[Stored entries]
====

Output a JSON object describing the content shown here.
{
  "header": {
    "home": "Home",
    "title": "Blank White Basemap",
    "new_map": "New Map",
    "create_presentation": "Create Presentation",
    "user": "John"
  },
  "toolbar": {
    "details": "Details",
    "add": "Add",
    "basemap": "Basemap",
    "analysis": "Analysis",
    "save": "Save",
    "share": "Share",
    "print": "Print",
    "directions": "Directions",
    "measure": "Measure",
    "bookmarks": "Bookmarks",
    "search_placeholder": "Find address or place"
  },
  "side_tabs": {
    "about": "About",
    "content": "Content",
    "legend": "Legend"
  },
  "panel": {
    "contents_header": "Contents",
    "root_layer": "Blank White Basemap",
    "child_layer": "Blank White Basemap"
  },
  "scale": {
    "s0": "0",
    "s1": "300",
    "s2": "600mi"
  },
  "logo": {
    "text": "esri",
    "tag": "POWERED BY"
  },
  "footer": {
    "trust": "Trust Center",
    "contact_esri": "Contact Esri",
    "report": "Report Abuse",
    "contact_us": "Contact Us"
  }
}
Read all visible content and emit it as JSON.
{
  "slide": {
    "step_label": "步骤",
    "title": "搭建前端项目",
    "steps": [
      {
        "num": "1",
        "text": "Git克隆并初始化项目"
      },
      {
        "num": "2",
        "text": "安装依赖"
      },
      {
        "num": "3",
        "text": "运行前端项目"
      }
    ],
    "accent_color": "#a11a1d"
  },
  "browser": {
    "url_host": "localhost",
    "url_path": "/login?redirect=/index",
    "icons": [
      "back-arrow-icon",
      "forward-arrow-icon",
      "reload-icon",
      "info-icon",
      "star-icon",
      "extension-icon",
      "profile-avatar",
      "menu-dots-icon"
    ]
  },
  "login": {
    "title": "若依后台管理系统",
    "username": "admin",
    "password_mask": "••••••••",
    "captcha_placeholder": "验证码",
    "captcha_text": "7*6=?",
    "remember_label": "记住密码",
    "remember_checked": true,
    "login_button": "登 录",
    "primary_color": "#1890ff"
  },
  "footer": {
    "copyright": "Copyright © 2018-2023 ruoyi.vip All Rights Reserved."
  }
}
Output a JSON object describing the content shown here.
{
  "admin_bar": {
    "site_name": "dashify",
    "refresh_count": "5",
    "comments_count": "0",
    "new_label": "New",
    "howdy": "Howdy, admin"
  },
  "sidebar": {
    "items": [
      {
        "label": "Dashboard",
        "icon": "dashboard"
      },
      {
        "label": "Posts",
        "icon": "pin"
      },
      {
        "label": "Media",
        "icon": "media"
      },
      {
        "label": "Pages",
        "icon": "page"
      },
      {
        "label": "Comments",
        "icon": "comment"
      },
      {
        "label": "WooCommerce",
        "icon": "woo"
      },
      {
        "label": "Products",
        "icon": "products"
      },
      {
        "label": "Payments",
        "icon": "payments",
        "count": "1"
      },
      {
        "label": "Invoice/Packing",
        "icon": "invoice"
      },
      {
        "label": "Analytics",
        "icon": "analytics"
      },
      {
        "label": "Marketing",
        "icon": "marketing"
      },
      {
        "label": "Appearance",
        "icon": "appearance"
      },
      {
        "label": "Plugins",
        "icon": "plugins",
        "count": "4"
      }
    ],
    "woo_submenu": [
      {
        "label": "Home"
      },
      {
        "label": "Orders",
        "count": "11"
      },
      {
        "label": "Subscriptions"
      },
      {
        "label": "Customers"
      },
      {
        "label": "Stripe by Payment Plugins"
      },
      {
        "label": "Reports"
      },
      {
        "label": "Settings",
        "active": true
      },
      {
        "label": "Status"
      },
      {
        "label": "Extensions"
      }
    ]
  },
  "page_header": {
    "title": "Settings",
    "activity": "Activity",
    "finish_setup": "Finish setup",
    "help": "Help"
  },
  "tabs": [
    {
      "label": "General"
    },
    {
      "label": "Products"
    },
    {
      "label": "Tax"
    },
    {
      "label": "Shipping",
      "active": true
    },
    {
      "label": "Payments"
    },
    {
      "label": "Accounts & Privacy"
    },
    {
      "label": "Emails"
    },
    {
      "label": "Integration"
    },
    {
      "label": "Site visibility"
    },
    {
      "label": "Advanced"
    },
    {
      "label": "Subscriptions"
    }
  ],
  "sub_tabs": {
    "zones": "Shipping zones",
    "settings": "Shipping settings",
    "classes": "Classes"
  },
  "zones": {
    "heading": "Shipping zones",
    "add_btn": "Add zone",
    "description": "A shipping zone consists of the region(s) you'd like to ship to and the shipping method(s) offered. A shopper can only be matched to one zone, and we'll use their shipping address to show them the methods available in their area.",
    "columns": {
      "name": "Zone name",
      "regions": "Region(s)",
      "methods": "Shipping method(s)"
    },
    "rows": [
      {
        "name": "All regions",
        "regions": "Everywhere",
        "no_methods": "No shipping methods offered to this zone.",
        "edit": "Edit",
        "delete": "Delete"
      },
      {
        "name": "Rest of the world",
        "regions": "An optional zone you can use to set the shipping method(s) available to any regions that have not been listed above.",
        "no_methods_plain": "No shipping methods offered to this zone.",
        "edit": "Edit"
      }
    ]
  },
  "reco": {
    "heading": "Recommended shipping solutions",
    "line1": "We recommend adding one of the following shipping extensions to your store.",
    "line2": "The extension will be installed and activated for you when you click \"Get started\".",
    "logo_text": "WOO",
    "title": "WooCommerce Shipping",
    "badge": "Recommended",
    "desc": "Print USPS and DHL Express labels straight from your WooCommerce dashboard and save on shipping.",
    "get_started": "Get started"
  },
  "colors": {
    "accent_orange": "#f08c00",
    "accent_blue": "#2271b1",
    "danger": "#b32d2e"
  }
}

====

# WHAT NEEDS TO BE DONE:
Copy each record from above exactly, and include every line.

# COMPLETED TASK:
Output a JSON object describing the content shown here.
{
  "header": {
    "home": "Home",
    "title": "Blank White Basemap",
    "new_map": "New Map",
    "create_presentation": "Create Presentation",
    "user": "John"
  },
  "toolbar": {
    "details": "Details",
    "add": "Add",
    "basemap": "Basemap",
    "analysis": "Analysis",
    "save": "Save",
    "share": "Share",
    "print": "Print",
    "directions": "Directions",
    "measure": "Measure",
    "bookmarks": "Bookmarks",
    "search_placeholder": "Find address or place"
  },
  "side_tabs": {
    "about": "About",
    "content": "Content",
    "legend": "Legend"
  },
  "panel": {
    "contents_header": "Contents",
    "root_layer": "Blank White Basemap",
    "child_layer": "Blank White Basemap"
  },
  "scale": {
    "s0": "0",
    "s1": "300",
    "s2": "600mi"
  },
  "logo": {
    "text": "esri",
    "tag": "POWERED BY"
  },
  "footer": {
    "trust": "Trust Center",
    "contact_esri": "Contact Esri",
    "report": "Report Abuse",
    "contact_us": "Contact Us"
  }
}
Read all visible content and emit it as JSON.
{
  "slide": {
    "step_label": "步骤",
    "title": "搭建前端项目",
    "steps": [
      {
        "num": "1",
        "text": "Git克隆并初始化项目"
      },
      {
        "num": "2",
        "text": "安装依赖"
      },
      {
        "num": "3",
        "text": "运行前端项目"
      }
    ],
    "accent_color": "#a11a1d"
  },
  "browser": {
    "url_host": "localhost",
    "url_path": "/login?redirect=/index",
    "icons": [
      "back-arrow-icon",
      "forward-arrow-icon",
      "reload-icon",
      "info-icon",
      "star-icon",
      "extension-icon",
      "profile-avatar",
      "menu-dots-icon"
    ]
  },
  "login": {
    "title": "若依后台管理系统",
    "username": "admin",
    "password_mask": "••••••••",
    "captcha_placeholder": "验证码",
    "captcha_text": "7*6=?",
    "remember_label": "记住密码",
    "remember_checked": true,
    "login_button": "登 录",
    "primary_color": "#1890ff"
  },
  "footer": {
    "copyright": "Copyright © 2018-2023 ruoyi.vip All Rights Reserved."
  }
}
Output a JSON object describing the content shown here.
{
  "admin_bar": {
    "site_name": "dashify",
    "refresh_count": "5",
    "comments_count": "0",
    "new_label": "New",
    "howdy": "Howdy, admin"
  },
  "sidebar": {
    "items": [
      {
        "label": "Dashboard",
        "icon": "dashboard"
      },
      {
        "label": "Posts",
        "icon": "pin"
      },
      {
        "label": "Media",
        "icon": "media"
      },
      {
        "label": "Pages",
        "icon": "page"
      },
      {
        "label": "Comments",
        "icon": "comment"
      },
      {
        "label": "WooCommerce",
        "icon": "woo"
      },
      {
        "label": "Products",
        "icon": "products"
      },
      {
        "label": "Payments",
        "icon": "payments",
        "count": "1"
      },
      {
        "label": "Invoice/Packing",
        "icon": "invoice"
      },
      {
        "label": "Analytics",
        "icon": "analytics"
      },
      {
        "label": "Marketing",
        "icon": "marketing"
      },
      {
        "label": "Appearance",
        "icon": "appearance"
      },
      {
        "label": "Plugins",
        "icon": "plugins",
        "count": "4"
      }
    ],
    "woo_submenu": [
      {
        "label": "Home"
      },
      {
        "label": "Orders",
        "count": "11"
      },
      {
        "label": "Subscriptions"
      },
      {
        "label": "Customers"
      },
      {
        "label": "Stripe by Payment Plugins"
      },
      {
        "label": "Reports"
      },
      {
        "label": "Settings",
        "active": true
      },
      {
        "label": "Status"
      },
      {
        "label": "Extensions"
      }
    ]
  },
  "page_header": {
    "title": "Settings",
    "activity": "Activity",
    "finish_setup": "Finish setup",
    "help": "Help"
  },
  "tabs": [
    {
      "label": "General"
    },
    {
      "label": "Products"
    },
    {
      "label": "Tax"
    },
    {
      "label": "Shipping",
      "active": true
    },
    {
      "label": "Payments"
    },
    {
      "label": "Accounts & Privacy"
    },
    {
      "label": "Emails"
    },
    {
      "label": "Integration"
    },
    {
      "label": "Site visibility"
    },
    {
      "label": "Advanced"
    },
    {
      "label": "Subscriptions"
    }
  ],
  "sub_tabs": {
    "zones": "Shipping zones",
    "settings": "Shipping settings",
    "classes": "Classes"
  },
  "zones": {
    "heading": "Shipping zones",
    "add_btn": "Add zone",
    "description": "A shipping zone consists of the region(s) you'd like to ship to and the shipping method(s) offered. A shopper can only be matched to one zone, and we'll use their shipping address to show them the methods available in their area.",
    "columns": {
      "name": "Zone name",
      "regions": "Region(s)",
      "methods": "Shipping method(s)"
    },
    "rows": [
      {
        "name": "All regions",
        "regions": "Everywhere",
        "no_methods": "No shipping methods offered to this zone.",
        "edit": "Edit",
        "delete": "Delete"
      },
      {
        "name": "Rest of the world",
        "regions": "An optional zone you can use to set the shipping method(s) available to any regions that have not been listed above.",
        "no_methods_plain": "No shipping methods offered to this zone.",
        "edit": "Edit"
      }
    ]
  },
  "reco": {
    "heading": "Recommended shipping solutions",
    "line1": "We recommend adding one of the following shipping extensions to your store.",
    "line2": "The extension will be installed and activated for you when you click \"Get started\".",
    "logo_text": "WOO",
    "title": "WooCommerce Shipping",
    "badge": "Recommended",
    "desc": "Print USPS and DHL Express labels straight from your WooCommerce dashboard and save on shipping.",
    "get_started": "Get started"
  },
  "colors": {
    "accent_orange": "#f08c00",
    "accent_blue": "#2271b1",
    "danger": "#b32d2e"
  }
}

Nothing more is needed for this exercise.